## Short task
Your task is to copy each line that has the word "Paris".

## Items
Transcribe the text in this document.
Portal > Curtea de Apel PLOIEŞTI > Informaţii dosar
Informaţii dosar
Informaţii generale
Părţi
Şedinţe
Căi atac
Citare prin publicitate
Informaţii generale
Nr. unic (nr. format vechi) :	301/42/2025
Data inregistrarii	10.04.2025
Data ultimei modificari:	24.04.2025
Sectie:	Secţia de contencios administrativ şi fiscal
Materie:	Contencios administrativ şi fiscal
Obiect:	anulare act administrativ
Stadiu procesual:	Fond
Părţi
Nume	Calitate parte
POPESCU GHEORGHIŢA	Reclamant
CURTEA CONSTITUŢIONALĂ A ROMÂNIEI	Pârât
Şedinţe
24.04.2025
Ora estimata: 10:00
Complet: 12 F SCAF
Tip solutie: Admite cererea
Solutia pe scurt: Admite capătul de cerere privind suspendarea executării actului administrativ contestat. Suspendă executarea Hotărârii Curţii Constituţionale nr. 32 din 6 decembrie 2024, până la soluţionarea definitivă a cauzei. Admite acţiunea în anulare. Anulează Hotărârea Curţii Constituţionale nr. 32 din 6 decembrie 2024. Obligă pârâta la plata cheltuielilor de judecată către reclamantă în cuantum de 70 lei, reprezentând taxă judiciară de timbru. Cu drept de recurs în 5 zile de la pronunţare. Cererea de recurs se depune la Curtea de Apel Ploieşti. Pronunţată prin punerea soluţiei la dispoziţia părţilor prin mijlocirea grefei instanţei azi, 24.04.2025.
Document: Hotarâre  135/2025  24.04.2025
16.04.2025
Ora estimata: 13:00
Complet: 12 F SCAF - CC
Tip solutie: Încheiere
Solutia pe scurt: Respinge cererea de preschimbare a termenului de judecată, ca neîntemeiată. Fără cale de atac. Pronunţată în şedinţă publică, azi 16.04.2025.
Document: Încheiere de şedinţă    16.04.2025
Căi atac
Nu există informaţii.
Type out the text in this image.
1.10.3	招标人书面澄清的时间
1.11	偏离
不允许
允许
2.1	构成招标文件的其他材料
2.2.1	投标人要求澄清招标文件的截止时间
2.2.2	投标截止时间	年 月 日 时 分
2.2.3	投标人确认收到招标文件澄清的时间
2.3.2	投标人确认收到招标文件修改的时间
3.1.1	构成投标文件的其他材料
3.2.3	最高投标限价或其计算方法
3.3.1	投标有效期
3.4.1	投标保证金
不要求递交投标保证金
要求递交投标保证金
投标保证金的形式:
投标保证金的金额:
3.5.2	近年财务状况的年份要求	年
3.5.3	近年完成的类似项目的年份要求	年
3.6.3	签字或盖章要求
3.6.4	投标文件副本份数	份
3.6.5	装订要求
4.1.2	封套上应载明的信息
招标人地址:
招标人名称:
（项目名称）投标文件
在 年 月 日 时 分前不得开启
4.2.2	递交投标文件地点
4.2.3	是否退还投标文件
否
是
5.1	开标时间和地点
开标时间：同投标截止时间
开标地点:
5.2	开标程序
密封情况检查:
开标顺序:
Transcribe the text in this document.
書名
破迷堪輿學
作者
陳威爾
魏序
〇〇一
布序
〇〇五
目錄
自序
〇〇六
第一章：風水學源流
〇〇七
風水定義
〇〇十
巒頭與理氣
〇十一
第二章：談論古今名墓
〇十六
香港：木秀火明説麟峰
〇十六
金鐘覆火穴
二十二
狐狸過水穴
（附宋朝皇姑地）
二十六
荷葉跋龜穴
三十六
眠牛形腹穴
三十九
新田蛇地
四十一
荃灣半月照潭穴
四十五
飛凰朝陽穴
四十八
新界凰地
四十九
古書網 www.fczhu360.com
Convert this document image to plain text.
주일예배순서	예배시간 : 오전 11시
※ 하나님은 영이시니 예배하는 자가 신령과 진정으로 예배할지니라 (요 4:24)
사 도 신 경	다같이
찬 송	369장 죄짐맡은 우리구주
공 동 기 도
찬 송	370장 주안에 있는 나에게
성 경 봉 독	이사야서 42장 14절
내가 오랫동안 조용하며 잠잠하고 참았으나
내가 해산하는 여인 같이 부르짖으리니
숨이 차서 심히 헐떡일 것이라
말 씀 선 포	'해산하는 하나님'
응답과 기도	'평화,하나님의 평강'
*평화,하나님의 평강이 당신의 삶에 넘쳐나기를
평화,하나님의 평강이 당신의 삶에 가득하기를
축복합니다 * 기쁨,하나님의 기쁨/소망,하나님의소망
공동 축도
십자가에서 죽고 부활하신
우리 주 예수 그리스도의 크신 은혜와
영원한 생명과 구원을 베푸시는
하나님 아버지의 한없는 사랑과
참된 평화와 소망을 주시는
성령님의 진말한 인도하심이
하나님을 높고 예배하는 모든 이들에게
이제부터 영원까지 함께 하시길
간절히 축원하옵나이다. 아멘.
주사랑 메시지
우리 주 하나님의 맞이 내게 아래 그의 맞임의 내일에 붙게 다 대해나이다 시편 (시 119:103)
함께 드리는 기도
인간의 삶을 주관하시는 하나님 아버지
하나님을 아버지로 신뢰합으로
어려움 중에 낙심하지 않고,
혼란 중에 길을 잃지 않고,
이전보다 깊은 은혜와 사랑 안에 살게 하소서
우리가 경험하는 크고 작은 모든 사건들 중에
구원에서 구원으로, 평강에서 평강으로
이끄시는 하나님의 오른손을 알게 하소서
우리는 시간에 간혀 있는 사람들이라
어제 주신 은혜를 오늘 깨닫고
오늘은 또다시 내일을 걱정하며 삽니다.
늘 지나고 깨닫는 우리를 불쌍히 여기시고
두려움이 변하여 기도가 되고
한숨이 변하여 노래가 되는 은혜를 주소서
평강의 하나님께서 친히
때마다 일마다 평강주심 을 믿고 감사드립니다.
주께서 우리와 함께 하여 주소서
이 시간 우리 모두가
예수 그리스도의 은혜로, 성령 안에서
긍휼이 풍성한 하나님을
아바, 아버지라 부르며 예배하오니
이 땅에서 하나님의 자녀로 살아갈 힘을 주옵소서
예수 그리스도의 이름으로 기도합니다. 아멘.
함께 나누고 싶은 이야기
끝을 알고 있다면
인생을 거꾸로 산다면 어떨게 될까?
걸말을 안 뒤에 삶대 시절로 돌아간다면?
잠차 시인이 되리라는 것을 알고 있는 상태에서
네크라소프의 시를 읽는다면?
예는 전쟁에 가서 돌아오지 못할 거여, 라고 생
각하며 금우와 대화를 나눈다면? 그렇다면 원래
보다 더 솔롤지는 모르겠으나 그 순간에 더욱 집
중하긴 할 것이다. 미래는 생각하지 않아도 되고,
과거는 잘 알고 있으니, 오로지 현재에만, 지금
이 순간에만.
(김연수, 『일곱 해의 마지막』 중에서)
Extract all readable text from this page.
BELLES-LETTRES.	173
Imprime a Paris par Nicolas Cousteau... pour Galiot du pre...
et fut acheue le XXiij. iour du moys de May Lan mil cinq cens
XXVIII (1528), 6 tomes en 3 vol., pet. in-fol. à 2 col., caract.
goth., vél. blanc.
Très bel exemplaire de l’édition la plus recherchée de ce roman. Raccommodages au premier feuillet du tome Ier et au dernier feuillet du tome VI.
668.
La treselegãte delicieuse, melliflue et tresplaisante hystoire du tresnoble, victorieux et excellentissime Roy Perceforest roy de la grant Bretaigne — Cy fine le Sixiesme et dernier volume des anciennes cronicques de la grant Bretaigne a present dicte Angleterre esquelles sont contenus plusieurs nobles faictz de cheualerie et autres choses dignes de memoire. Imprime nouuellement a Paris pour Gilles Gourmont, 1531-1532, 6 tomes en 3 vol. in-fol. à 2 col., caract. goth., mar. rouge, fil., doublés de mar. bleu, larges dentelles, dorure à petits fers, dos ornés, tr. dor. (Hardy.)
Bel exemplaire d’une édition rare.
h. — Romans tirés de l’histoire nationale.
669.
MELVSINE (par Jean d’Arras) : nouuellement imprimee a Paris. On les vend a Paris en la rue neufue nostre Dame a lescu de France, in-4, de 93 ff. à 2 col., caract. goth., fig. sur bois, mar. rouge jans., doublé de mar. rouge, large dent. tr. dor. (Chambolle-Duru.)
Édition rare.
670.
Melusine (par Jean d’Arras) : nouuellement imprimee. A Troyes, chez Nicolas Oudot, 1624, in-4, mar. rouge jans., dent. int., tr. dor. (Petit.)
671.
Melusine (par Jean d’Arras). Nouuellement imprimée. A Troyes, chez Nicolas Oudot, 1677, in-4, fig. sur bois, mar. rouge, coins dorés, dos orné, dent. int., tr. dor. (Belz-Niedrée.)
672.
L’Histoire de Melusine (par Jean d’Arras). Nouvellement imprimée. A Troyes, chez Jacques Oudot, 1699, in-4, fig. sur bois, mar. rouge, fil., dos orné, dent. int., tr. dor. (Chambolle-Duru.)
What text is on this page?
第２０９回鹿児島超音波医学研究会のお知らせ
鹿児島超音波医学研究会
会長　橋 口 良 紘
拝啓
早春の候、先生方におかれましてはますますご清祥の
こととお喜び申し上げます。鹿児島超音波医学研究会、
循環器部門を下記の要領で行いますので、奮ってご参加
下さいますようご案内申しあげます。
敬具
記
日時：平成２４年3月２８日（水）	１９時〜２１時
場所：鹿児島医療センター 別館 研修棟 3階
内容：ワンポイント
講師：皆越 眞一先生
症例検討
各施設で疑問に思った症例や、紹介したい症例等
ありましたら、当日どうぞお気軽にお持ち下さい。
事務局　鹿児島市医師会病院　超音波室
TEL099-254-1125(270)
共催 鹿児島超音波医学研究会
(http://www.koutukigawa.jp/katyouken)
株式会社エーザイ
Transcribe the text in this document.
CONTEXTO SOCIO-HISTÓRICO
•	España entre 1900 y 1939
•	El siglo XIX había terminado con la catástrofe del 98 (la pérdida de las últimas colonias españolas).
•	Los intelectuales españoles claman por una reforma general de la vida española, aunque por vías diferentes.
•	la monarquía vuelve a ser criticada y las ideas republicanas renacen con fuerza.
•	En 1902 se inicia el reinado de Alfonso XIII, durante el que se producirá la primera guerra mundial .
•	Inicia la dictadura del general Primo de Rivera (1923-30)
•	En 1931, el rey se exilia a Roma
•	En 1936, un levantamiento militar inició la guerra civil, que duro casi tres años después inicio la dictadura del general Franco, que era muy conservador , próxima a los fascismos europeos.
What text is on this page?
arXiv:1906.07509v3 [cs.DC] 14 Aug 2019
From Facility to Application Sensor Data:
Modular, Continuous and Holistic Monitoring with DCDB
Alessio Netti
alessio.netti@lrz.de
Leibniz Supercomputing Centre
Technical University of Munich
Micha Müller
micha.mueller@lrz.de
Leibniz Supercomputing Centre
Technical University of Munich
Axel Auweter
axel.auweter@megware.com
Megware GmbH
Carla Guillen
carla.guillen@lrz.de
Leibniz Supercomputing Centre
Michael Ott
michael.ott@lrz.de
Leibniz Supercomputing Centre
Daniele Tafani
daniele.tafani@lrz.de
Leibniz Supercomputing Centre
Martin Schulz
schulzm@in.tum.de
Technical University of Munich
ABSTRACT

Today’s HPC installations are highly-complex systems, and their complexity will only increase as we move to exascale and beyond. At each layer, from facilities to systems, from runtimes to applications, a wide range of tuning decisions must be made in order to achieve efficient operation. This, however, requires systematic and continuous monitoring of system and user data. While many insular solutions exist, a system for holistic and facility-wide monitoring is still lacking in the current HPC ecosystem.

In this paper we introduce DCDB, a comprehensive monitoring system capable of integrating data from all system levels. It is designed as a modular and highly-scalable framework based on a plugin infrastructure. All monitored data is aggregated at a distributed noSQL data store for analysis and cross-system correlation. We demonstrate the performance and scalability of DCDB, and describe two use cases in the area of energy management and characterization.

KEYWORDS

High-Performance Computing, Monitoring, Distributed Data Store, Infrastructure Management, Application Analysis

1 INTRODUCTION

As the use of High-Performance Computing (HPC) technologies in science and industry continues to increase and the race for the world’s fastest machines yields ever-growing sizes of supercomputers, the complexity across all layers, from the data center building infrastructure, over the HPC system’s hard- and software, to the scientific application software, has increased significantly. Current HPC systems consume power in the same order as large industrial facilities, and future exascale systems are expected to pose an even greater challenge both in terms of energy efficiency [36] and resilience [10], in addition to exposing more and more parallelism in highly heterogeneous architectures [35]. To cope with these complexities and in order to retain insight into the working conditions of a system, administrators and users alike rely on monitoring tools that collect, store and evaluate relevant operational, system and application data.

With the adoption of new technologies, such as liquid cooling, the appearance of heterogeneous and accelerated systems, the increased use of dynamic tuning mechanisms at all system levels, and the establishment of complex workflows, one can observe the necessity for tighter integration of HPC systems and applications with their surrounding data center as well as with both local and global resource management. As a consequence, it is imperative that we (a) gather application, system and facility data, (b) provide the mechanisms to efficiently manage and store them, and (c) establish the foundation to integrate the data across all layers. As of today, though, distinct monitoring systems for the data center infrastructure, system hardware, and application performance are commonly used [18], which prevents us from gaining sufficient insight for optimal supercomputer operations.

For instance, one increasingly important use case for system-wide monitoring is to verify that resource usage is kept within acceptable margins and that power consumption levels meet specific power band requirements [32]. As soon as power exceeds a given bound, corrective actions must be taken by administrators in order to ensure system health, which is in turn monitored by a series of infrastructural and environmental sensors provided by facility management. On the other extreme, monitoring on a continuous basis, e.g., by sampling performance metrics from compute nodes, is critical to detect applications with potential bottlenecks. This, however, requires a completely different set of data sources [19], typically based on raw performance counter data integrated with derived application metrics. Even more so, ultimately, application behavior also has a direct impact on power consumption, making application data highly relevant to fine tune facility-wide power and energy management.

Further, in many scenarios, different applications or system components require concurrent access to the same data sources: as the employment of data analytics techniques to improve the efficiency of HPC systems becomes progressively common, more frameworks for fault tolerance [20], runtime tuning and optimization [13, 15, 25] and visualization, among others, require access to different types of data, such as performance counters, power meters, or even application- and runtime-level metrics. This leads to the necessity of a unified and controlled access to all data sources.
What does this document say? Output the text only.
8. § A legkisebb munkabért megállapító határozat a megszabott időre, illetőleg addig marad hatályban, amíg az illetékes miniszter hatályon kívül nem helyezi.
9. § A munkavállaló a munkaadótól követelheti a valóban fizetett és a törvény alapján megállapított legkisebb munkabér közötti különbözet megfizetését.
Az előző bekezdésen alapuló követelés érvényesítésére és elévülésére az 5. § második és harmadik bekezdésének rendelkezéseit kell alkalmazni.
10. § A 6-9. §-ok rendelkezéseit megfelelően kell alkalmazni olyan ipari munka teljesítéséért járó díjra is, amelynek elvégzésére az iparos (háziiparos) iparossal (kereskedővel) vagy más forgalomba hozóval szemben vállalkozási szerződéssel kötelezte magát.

## Worked answer
Imprime a Paris par Nicolas Cousteau... pour Galiot du pre...
La treselegãte delicieuse, melliflue et tresplaisante hystoire du tresnoble, victorieux et excellentissime Roy Perceforest roy de la grant Bretaigne — Cy fine le Sixiesme et dernier volume des anciennes cronicques de la grant Bretaigne a present dicte Angleterre esquelles sont contenus plusieurs nobles faictz de cheualerie et autres choses dignes de memoire. Imprime nouuellement a Paris pour Gilles Gourmont, 1531-1532, 6 tomes en 3 vol. in-fol. à 2 col., caract. goth., mar. rouge, fil., doublés de mar. bleu, larges dentelles, dorure à petits fers, dos ornés, tr. dor. (Hardy.)
MELVSINE (par Jean d’Arras) : nouuellement imprimee a Paris. On les vend a Paris en la rue neufue nostre Dame a lescu de France, in-4, de 93 ff. à 2 col., caract. goth., fig. sur bois, mar. rouge jans., doublé de mar. rouge, large dent. tr. dor. (Chambolle-Duru.)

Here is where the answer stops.